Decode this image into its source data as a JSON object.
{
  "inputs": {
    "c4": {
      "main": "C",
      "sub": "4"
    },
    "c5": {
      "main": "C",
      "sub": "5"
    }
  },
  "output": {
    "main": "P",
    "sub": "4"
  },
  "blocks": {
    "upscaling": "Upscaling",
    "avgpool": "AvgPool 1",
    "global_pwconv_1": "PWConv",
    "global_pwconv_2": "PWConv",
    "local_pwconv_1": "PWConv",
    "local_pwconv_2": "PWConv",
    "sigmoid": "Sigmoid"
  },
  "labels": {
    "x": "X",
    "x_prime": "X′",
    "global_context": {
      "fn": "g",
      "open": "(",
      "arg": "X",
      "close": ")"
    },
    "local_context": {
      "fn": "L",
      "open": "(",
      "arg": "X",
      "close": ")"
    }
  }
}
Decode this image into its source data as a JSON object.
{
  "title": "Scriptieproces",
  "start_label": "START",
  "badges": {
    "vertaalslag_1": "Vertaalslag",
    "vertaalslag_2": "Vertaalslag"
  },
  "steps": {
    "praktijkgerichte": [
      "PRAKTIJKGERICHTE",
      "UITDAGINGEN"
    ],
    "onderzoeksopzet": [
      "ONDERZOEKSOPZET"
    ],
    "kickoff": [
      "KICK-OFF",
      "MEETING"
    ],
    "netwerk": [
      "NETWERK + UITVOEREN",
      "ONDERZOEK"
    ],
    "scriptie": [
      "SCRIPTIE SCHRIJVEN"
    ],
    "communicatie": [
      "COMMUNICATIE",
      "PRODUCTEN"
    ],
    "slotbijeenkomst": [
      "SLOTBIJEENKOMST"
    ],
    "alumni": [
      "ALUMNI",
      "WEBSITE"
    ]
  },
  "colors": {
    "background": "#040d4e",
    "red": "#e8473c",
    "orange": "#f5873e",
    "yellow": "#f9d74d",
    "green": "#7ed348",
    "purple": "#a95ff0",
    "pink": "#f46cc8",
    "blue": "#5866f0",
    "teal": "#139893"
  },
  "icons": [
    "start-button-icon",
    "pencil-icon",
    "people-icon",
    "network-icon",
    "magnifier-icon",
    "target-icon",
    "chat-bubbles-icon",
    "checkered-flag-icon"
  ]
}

REQUIRED WORK >>
Reproduce each record exactly as it appears.

RESPONSE TO THIS EXERCISE >>
Decode this image into its source data as a JSON object.
{
  "inputs": {
    "c4": {
      "main": "C",
      "sub": "4"
    },
    "c5": {
      "main": "C",
      "sub": "5"
    }
  },
  "output": {
    "main": "P",
    "sub": "4"
  },
  "blocks": {
    "upscaling": "Upscaling",
    "avgpool": "AvgPool 1",
    "global_pwconv_1": "PWConv",
    "global_pwconv_2": "PWConv",
    "local_pwconv_1": "PWConv",
    "local_pwconv_2": "PWConv",
    "sigmoid": "Sigmoid"
  },
  "labels": {
    "x": "X",
    "x_prime": "X′",
    "global_context": {
      "fn": "g",
      "open": "(",
      "arg": "X",
      "close": ")"
    },
    "local_context": {
      "fn": "L",
      "open": "(",
      "arg": "X",
      "close": ")"
    }
  }
}
Decode this image into its source data as a JSON object.
{
  "title": "Scriptieproces",
  "start_label": "START",
  "badges": {
    "vertaalslag_1": "Vertaalslag",
    "vertaalslag_2": "Vertaalslag"
  },
  "steps": {
    "praktijkgerichte": [
      "PRAKTIJKGERICHTE",
      "UITDAGINGEN"
    ],
    "onderzoeksopzet": [
      "ONDERZOEKSOPZET"
    ],
    "kickoff": [
      "KICK-OFF",
      "MEETING"
    ],
    "netwerk": [
      "NETWERK + UITVOEREN",
      "ONDERZOEK"
    ],
    "scriptie": [
      "SCRIPTIE SCHRIJVEN"
    ],
    "communicatie": [
      "COMMUNICATIE",
      "PRODUCTEN"
    ],
    "slotbijeenkomst": [
      "SLOTBIJEENKOMST"
    ],
    "alumni": [
      "ALUMNI",
      "WEBSITE"
    ]
  },
  "colors": {
    "background": "#040d4e",
    "red": "#e8473c",
    "orange": "#f5873e",
    "yellow": "#f9d74d",
    "green": "#7ed348",
    "purple": "#a95ff0",
    "pink": "#f46cc8",
    "blue": "#5866f0",
    "teal": "#139893"
  },
  "icons": [
    "start-button-icon",
    "pencil-icon",
    "people-icon",
    "network-icon",
    "magnifier-icon",
    "target-icon",
    "chat-bubbles-icon",
    "checkered-flag-icon"
  ]
}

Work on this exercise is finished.